[Dataset rows about figures]
....

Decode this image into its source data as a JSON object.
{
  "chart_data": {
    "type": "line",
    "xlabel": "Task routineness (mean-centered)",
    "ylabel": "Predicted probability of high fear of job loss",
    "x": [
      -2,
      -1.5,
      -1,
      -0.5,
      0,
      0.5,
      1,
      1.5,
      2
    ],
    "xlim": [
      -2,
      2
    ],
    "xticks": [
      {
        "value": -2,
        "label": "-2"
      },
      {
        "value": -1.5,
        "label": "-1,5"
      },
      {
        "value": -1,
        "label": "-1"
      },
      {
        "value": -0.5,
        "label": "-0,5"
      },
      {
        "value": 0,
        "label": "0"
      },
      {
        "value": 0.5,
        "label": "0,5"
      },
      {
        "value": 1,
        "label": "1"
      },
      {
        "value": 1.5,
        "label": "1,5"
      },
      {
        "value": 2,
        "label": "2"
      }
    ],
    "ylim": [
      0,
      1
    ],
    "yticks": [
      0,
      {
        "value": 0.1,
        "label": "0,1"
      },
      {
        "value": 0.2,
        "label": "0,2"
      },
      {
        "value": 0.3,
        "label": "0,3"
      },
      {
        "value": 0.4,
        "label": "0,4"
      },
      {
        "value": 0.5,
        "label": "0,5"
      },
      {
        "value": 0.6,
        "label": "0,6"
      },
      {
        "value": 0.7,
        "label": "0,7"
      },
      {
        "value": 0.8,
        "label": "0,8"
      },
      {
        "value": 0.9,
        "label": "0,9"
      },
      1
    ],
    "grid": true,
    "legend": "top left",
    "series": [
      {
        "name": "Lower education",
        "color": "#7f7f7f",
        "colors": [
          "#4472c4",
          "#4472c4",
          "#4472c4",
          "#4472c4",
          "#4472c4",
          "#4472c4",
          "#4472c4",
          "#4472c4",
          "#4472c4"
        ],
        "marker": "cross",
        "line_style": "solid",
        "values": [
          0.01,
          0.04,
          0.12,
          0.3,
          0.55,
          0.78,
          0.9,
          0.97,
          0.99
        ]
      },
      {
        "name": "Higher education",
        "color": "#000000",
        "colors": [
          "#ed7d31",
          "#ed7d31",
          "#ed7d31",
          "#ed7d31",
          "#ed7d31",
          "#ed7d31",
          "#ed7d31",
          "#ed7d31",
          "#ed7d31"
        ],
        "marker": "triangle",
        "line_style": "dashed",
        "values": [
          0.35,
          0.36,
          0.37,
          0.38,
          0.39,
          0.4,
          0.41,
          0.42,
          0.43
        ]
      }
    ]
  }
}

....

EXERCISE INSTRUCTIONS: Copy every line of the material, please, keeping it exactly the same.

THE RESULT:
Decode this image into its source data as a JSON object.
{
  "chart_data": {
    "type": "line",
    "xlabel": "Task routineness (mean-centered)",
    "ylabel": "Predicted probability of high fear of job loss",
    "x": [
      -2,
      -1.5,
      -1,
      -0.5,
      0,
      0.5,
      1,
      1.5,
      2
    ],
    "xlim": [
      -2,
      2
    ],
    "xticks": [
      {
        "value": -2,
        "label": "-2"
      },
      {
        "value": -1.5,
        "label": "-1,5"
      },
      {
        "value": -1,
        "label": "-1"
      },
      {
        "value": -0.5,
        "label": "-0,5"
      },
      {
        "value": 0,
        "label": "0"
      },
      {
        "value": 0.5,
        "label": "0,5"
      },
      {
        "value": 1,
        "label": "1"
      },
      {
        "value": 1.5,
        "label": "1,5"
      },
      {
        "value": 2,
        "label": "2"
      }
    ],
    "ylim": [
      0,
      1
    ],
    "yticks": [
      0,
      {
        "value": 0.1,
        "label": "0,1"
      },
      {
        "value": 0.2,
        "label": "0,2"
      },
      {
        "value": 0.3,
        "label": "0,3"
      },
      {
        "value": 0.4,
        "label": "0,4"
      },
      {
        "value": 0.5,
        "label": "0,5"
      },
      {
        "value": 0.6,
        "label": "0,6"
      },
      {
        "value": 0.7,
        "label": "0,7"
      },
      {
        "value": 0.8,
        "label": "0,8"
      },
      {
        "value": 0.9,
        "label": "0,9"
      },
      1
    ],
    "grid": true,
    "legend": "top left",
    "series": [
      {
        "name": "Lower education",
        "color": "#7f7f7f",
        "colors": [
          "#4472c4",
          "#4472c4",
          "#4472c4",
          "#4472c4",
          "#4472c4",
          "#4472c4",
          "#4472c4",
          "#4472c4",
          "#4472c4"
        ],
        "marker": "cross",
        "line_style": "solid",
        "values": [
          0.01,
          0.04,
          0.12,
          0.3,
          0.55,
          0.78,
          0.9,
          0.97,
          0.99
        ]
      },
      {
        "name": "Higher education",
        "color": "#000000",
        "colors": [
          "#ed7d31",
          "#ed7d31",
          "#ed7d31",
          "#ed7d31",
          "#ed7d31",
          "#ed7d31",
          "#ed7d31",
          "#ed7d31",
          "#ed7d31"
        ],
        "marker": "triangle",
        "line_style": "dashed",
        "values": [
          0.35,
          0.36,
          0.37,
          0.38,
          0.39,
          0.4,
          0.41,
          0.42,
          0.43
        ]
      }
    ]
  }
}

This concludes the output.